--- Start The input ---

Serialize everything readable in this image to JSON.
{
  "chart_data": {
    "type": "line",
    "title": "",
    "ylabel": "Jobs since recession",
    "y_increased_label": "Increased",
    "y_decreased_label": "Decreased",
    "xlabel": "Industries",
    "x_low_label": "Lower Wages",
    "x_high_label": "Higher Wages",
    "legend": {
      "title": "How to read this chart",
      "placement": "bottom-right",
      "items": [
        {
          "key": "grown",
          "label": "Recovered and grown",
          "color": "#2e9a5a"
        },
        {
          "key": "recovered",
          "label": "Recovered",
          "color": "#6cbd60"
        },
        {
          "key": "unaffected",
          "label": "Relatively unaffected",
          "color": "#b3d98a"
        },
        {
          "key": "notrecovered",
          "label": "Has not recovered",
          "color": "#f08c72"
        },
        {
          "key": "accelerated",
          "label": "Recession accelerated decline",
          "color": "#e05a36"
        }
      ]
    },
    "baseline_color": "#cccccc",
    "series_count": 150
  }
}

--- End The input ---

- Written task -
Reproduce all of the material above word for word.

- Response -
Serialize everything readable in this image to JSON.
{
  "chart_data": {
    "type": "line",
    "title": "",
    "ylabel": "Jobs since recession",
    "y_increased_label": "Increased",
    "y_decreased_label": "Decreased",
    "xlabel": "Industries",
    "x_low_label": "Lower Wages",
    "x_high_label": "Higher Wages",
    "legend": {
      "title": "How to read this chart",
      "placement": "bottom-right",
      "items": [
        {
          "key": "grown",
          "label": "Recovered and grown",
          "color": "#2e9a5a"
        },
        {
          "key": "recovered",
          "label": "Recovered",
          "color": "#6cbd60"
        },
        {
          "key": "unaffected",
          "label": "Relatively unaffected",
          "color": "#b3d98a"
        },
        {
          "key": "notrecovered",
          "label": "Has not recovered",
          "color": "#f08c72"
        },
        {
          "key": "accelerated",
          "label": "Recession accelerated decline",
          "color": "#e05a36"
        }
      ]
    },
    "baseline_color": "#cccccc",
    "series_count": 150
  }
}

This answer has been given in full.